Say how many lines contain the string "Cover". Give no other output.

━━━━━━━━━━━━━━━━

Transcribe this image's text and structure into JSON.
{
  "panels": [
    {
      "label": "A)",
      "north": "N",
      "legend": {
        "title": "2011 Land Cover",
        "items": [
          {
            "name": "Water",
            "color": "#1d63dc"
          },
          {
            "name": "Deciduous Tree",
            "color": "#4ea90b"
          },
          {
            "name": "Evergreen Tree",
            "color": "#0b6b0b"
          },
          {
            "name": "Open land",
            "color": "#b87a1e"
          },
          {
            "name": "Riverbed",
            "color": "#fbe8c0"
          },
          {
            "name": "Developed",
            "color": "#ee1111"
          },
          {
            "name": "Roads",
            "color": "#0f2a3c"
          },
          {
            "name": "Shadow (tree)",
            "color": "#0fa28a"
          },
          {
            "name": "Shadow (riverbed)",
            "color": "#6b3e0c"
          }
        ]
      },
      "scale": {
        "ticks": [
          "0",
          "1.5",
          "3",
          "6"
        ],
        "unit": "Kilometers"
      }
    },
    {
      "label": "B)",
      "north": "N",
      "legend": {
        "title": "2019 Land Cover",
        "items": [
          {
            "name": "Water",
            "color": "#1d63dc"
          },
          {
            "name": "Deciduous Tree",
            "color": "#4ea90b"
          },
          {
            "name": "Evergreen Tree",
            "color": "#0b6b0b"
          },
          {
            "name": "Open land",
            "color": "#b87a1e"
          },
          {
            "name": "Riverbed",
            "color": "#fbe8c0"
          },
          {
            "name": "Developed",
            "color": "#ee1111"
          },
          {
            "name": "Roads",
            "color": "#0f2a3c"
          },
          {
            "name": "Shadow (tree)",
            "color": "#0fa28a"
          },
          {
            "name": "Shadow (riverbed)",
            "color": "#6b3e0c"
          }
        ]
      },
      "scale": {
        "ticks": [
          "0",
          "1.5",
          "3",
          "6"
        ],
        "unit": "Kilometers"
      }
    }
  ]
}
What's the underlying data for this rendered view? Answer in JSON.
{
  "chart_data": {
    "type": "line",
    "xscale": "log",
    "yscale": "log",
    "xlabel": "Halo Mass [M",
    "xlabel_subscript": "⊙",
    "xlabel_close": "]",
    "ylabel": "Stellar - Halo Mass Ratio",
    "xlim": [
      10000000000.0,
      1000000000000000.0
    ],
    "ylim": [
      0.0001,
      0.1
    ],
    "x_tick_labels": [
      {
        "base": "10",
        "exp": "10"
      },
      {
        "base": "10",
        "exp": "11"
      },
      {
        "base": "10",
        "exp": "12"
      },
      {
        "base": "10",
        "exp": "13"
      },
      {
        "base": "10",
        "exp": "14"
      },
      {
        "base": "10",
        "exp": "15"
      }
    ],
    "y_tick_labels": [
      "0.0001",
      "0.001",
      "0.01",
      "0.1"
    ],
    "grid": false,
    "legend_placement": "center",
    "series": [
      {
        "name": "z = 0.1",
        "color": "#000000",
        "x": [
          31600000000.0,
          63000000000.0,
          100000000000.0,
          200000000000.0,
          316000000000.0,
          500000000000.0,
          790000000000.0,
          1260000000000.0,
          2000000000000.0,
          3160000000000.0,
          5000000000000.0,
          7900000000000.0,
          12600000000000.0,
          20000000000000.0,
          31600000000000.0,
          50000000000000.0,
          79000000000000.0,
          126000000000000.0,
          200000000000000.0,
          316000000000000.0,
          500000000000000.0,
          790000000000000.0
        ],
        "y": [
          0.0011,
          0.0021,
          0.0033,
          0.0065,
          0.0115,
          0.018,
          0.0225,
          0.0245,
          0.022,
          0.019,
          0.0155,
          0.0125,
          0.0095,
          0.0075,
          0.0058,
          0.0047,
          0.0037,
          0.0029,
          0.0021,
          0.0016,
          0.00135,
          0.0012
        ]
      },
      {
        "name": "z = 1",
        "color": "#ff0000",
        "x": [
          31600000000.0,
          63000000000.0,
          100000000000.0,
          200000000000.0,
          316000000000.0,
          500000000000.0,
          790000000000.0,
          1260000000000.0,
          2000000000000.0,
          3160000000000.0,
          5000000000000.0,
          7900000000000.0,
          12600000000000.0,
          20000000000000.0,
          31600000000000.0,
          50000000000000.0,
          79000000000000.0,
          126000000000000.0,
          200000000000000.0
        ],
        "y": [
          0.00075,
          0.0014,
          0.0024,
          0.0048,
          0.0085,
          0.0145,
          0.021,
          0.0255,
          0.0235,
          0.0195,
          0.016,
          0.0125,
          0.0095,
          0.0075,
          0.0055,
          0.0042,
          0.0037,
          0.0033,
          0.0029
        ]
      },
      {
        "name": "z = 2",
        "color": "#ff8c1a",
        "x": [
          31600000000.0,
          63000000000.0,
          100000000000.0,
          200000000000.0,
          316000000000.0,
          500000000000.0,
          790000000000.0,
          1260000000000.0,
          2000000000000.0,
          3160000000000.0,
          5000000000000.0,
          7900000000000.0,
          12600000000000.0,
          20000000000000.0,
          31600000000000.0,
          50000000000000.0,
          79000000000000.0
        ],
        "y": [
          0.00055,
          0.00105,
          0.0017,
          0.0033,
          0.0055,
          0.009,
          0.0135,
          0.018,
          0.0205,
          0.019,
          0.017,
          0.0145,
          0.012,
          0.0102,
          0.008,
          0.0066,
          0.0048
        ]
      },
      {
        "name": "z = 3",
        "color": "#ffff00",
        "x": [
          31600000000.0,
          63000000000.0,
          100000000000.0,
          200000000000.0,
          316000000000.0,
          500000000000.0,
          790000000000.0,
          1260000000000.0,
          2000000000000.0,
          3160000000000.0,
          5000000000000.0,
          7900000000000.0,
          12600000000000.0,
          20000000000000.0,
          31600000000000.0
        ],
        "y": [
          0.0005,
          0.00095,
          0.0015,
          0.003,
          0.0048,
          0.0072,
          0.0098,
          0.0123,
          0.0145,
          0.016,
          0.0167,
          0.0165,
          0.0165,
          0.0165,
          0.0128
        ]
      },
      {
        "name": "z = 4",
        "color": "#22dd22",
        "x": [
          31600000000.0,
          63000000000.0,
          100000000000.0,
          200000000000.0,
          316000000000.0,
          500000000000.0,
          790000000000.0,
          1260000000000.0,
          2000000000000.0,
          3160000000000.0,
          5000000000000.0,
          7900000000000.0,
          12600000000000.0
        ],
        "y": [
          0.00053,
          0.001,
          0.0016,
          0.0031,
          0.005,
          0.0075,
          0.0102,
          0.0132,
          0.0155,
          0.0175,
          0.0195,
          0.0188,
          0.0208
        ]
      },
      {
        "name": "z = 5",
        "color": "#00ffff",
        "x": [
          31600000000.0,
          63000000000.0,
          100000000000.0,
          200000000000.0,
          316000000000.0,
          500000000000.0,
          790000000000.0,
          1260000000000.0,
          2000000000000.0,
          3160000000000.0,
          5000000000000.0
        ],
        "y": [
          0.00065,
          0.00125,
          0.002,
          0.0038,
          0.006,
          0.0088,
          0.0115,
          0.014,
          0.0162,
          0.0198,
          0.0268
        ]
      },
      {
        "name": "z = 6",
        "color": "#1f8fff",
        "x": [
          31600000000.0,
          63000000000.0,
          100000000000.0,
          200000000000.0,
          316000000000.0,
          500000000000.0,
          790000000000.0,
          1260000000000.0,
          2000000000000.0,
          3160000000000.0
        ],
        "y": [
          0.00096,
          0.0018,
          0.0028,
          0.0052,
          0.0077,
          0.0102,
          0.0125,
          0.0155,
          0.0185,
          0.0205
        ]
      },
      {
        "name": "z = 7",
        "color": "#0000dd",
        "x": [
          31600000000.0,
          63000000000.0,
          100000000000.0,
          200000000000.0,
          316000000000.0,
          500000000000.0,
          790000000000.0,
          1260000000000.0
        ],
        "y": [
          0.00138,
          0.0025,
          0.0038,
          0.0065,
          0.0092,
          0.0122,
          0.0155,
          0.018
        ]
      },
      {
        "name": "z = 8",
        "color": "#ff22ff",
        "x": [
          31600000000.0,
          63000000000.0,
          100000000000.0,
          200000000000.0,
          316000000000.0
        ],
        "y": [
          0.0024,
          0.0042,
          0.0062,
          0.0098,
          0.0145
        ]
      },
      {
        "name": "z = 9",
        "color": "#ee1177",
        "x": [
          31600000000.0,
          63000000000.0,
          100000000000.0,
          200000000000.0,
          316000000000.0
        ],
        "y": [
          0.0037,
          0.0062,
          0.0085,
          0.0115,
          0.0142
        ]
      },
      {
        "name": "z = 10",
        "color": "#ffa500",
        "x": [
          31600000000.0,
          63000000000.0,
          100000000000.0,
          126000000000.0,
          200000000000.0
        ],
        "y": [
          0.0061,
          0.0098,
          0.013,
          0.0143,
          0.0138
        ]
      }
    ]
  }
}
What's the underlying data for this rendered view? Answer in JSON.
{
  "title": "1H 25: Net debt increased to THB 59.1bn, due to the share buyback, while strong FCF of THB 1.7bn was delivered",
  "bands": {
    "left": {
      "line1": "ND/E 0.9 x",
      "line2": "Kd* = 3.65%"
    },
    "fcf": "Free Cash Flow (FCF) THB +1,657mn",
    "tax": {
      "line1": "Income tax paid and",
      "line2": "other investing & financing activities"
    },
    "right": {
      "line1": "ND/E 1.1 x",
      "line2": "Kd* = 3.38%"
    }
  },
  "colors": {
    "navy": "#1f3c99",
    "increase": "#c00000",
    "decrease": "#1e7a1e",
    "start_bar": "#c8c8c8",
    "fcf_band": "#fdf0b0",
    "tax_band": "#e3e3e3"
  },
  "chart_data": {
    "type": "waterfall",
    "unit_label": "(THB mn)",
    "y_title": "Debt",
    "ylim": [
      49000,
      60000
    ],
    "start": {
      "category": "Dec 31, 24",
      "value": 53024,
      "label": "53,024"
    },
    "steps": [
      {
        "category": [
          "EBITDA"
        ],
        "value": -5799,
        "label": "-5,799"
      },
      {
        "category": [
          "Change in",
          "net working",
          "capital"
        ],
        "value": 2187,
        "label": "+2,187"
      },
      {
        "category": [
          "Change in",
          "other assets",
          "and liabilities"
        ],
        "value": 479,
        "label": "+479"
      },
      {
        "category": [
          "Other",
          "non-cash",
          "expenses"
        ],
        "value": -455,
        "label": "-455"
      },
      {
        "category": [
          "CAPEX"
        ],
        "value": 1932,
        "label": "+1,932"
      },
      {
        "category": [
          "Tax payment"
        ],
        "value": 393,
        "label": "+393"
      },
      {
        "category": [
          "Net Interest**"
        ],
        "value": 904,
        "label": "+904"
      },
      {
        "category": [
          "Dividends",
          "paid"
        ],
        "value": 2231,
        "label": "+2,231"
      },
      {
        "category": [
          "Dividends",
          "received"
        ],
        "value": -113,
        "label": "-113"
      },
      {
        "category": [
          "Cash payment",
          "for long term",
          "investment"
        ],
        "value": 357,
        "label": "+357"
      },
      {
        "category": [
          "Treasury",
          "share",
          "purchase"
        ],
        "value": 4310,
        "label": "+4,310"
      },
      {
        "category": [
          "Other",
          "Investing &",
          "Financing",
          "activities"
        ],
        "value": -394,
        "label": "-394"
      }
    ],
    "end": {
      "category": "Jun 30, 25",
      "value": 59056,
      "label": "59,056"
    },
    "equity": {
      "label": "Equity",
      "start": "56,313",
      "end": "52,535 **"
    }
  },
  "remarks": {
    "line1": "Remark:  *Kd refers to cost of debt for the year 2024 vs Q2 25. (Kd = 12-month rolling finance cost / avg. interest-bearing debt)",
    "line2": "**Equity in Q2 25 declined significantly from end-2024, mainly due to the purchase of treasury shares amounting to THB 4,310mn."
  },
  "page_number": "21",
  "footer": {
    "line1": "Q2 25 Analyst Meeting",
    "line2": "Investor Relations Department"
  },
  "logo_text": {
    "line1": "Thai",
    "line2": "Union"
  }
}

━━━━━━━━━━━━━━━━

◆ COMPLETE OUTPUT ◆
2